Return every record verbatim.

----------------------------------------

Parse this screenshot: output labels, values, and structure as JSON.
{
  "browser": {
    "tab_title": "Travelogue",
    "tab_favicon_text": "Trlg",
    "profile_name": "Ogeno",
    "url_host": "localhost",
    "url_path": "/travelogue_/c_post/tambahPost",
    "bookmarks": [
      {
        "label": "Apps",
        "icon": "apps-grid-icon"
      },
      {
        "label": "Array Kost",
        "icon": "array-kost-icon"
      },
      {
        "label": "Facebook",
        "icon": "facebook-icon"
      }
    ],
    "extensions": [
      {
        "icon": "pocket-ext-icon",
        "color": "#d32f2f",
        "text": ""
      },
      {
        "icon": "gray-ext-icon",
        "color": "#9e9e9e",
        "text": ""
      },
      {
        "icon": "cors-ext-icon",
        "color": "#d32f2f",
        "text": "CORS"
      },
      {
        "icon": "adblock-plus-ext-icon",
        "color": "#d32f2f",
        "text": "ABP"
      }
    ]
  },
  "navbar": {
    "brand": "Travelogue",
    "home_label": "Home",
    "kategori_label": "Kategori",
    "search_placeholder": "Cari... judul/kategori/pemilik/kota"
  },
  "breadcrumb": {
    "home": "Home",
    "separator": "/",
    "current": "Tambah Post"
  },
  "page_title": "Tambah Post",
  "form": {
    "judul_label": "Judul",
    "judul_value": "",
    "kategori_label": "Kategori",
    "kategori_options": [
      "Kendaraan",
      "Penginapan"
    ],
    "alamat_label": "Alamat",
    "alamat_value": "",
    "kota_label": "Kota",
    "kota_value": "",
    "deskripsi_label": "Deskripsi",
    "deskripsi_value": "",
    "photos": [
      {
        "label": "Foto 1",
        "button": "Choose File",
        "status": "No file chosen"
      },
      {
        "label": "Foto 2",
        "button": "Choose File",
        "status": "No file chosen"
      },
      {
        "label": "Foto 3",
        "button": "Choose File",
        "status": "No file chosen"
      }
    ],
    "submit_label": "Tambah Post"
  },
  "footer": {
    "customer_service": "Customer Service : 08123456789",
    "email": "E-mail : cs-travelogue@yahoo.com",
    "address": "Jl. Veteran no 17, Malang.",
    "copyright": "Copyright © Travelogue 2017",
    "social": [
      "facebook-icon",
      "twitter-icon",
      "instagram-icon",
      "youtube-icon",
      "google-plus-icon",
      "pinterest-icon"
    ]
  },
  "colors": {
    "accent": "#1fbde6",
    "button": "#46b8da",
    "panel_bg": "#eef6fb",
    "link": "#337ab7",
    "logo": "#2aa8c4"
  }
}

----------------------------------------

**Complete output:**
Parse this screenshot: output labels, values, and structure as JSON.
{
  "browser": {
    "tab_title": "Travelogue",
    "tab_favicon_text": "Trlg",
    "profile_name": "Ogeno",
    "url_host": "localhost",
    "url_path": "/travelogue_/c_post/tambahPost",
    "bookmarks": [
      {
        "label": "Apps",
        "icon": "apps-grid-icon"
      },
      {
        "label": "Array Kost",
        "icon": "array-kost-icon"
      },
      {
        "label": "Facebook",
        "icon": "facebook-icon"
      }
    ],
    "extensions": [
      {
        "icon": "pocket-ext-icon",
        "color": "#d32f2f",
        "text": ""
      },
      {
        "icon": "gray-ext-icon",
        "color": "#9e9e9e",
        "text": ""
      },
      {
        "icon": "cors-ext-icon",
        "color": "#d32f2f",
        "text": "CORS"
      },
      {
        "icon": "adblock-plus-ext-icon",
        "color": "#d32f2f",
        "text": "ABP"
      }
    ]
  },
  "navbar": {
    "brand": "Travelogue",
    "home_label": "Home",
    "kategori_label": "Kategori",
    "search_placeholder": "Cari... judul/kategori/pemilik/kota"
  },
  "breadcrumb": {
    "home": "Home",
    "separator": "/",
    "current": "Tambah Post"
  },
  "page_title": "Tambah Post",
  "form": {
    "judul_label": "Judul",
    "judul_value": "",
    "kategori_label": "Kategori",
    "kategori_options": [
      "Kendaraan",
      "Penginapan"
    ],
    "alamat_label": "Alamat",
    "alamat_value": "",
    "kota_label": "Kota",
    "kota_value": "",
    "deskripsi_label": "Deskripsi",
    "deskripsi_value": "",
    "photos": [
      {
        "label": "Foto 1",
        "button": "Choose File",
        "status": "No file chosen"
      },
      {
        "label": "Foto 2",
        "button": "Choose File",
        "status": "No file chosen"
      },
      {
        "label": "Foto 3",
        "button": "Choose File",
        "status": "No file chosen"
      }
    ],
    "submit_label": "Tambah Post"
  },
  "footer": {
    "customer_service": "Customer Service : 08123456789",
    "email": "E-mail : cs-travelogue@yahoo.com",
    "address": "Jl. Veteran no 17, Malang.",
    "copyright": "Copyright © Travelogue 2017",
    "social": [
      "facebook-icon",
      "twitter-icon",
      "instagram-icon",
      "youtube-icon",
      "google-plus-icon",
      "pinterest-icon"
    ]
  },
  "colors": {
    "accent": "#1fbde6",
    "button": "#46b8da",
    "panel_bg": "#eef6fb",
    "link": "#337ab7",
    "logo": "#2aa8c4"
  }
}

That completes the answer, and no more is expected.